WRITTEN PROBLEM — The data below needs to be returned exactly, line for line.

[Items from a figure collection]
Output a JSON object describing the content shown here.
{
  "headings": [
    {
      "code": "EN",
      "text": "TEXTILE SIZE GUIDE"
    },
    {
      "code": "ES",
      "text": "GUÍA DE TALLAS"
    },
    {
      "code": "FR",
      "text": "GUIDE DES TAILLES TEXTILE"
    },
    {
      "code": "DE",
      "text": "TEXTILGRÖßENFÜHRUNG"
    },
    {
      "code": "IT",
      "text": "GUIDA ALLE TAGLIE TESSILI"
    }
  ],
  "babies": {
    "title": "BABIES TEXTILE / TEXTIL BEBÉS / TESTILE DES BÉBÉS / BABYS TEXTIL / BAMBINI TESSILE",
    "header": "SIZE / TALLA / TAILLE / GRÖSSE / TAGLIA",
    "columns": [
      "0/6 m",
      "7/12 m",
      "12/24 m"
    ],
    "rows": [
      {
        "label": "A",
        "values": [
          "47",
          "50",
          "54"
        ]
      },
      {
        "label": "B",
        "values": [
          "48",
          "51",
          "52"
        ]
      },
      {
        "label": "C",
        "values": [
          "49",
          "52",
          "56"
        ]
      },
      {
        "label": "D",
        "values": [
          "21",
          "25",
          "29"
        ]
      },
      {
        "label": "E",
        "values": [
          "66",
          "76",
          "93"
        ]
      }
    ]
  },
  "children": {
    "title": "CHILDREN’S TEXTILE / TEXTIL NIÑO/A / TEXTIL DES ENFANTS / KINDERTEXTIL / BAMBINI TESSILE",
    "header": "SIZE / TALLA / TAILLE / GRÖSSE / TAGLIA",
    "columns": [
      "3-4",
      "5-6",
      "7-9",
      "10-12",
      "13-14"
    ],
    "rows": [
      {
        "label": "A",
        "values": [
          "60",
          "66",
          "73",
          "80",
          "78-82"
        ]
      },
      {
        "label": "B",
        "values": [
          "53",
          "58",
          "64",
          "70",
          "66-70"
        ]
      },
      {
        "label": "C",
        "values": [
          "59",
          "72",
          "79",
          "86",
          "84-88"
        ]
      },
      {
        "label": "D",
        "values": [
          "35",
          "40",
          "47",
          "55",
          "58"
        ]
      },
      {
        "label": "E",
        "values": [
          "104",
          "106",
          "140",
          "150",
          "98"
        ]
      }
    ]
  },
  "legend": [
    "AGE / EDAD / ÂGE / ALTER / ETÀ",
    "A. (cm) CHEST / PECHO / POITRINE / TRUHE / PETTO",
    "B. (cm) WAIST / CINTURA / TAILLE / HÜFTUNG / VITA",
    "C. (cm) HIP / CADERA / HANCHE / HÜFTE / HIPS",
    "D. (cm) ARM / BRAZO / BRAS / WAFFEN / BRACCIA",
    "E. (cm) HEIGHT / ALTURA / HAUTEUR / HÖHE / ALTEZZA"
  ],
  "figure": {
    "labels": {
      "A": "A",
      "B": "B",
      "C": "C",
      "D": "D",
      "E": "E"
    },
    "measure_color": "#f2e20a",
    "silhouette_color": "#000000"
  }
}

PROBLEM SOLUTION —
Output a JSON object describing the content shown here.
{
  "headings": [
    {
      "code": "EN",
      "text": "TEXTILE SIZE GUIDE"
    },
    {
      "code": "ES",
      "text": "GUÍA DE TALLAS"
    },
    {
      "code": "FR",
      "text": "GUIDE DES TAILLES TEXTILE"
    },
    {
      "code": "DE",
      "text": "TEXTILGRÖßENFÜHRUNG"
    },
    {
      "code": "IT",
      "text": "GUIDA ALLE TAGLIE TESSILI"
    }
  ],
  "babies": {
    "title": "BABIES TEXTILE / TEXTIL BEBÉS / TESTILE DES BÉBÉS / BABYS TEXTIL / BAMBINI TESSILE",
    "header": "SIZE / TALLA / TAILLE / GRÖSSE / TAGLIA",
    "columns": [
      "0/6 m",
      "7/12 m",
      "12/24 m"
    ],
    "rows": [
      {
        "label": "A",
        "values": [
          "47",
          "50",
          "54"
        ]
      },
      {
        "label": "B",
        "values": [
          "48",
          "51",
          "52"
        ]
      },
      {
        "label": "C",
        "values": [
          "49",
          "52",
          "56"
        ]
      },
      {
        "label": "D",
        "values": [
          "21",
          "25",
          "29"
        ]
      },
      {
        "label": "E",
        "values": [
          "66",
          "76",
          "93"
        ]
      }
    ]
  },
  "children": {
    "title": "CHILDREN’S TEXTILE / TEXTIL NIÑO/A / TEXTIL DES ENFANTS / KINDERTEXTIL / BAMBINI TESSILE",
    "header": "SIZE / TALLA / TAILLE / GRÖSSE / TAGLIA",
    "columns": [
      "3-4",
      "5-6",
      "7-9",
      "10-12",
      "13-14"
    ],
    "rows": [
      {
        "label": "A",
        "values": [
          "60",
          "66",
          "73",
          "80",
          "78-82"
        ]
      },
      {
        "label": "B",
        "values": [
          "53",
          "58",
          "64",
          "70",
          "66-70"
        ]
      },
      {
        "label": "C",
        "values": [
          "59",
          "72",
          "79",
          "86",
          "84-88"
        ]
      },
      {
        "label": "D",
        "values": [
          "35",
          "40",
          "47",
          "55",
          "58"
        ]
      },
      {
        "label": "E",
        "values": [
          "104",
          "106",
          "140",
          "150",
          "98"
        ]
      }
    ]
  },
  "legend": [
    "AGE / EDAD / ÂGE / ALTER / ETÀ",
    "A. (cm) CHEST / PECHO / POITRINE / TRUHE / PETTO",
    "B. (cm) WAIST / CINTURA / TAILLE / HÜFTUNG / VITA",
    "C. (cm) HIP / CADERA / HANCHE / HÜFTE / HIPS",
    "D. (cm) ARM / BRAZO / BRAS / WAFFEN / BRACCIA",
    "E. (cm) HEIGHT / ALTURA / HAUTEUR / HÖHE / ALTEZZA"
  ],
  "figure": {
    "labels": {
      "A": "A",
      "B": "B",
      "C": "C",
      "D": "D",
      "E": "E"
    },
    "measure_color": "#f2e20a",
    "silhouette_color": "#000000"
  }
}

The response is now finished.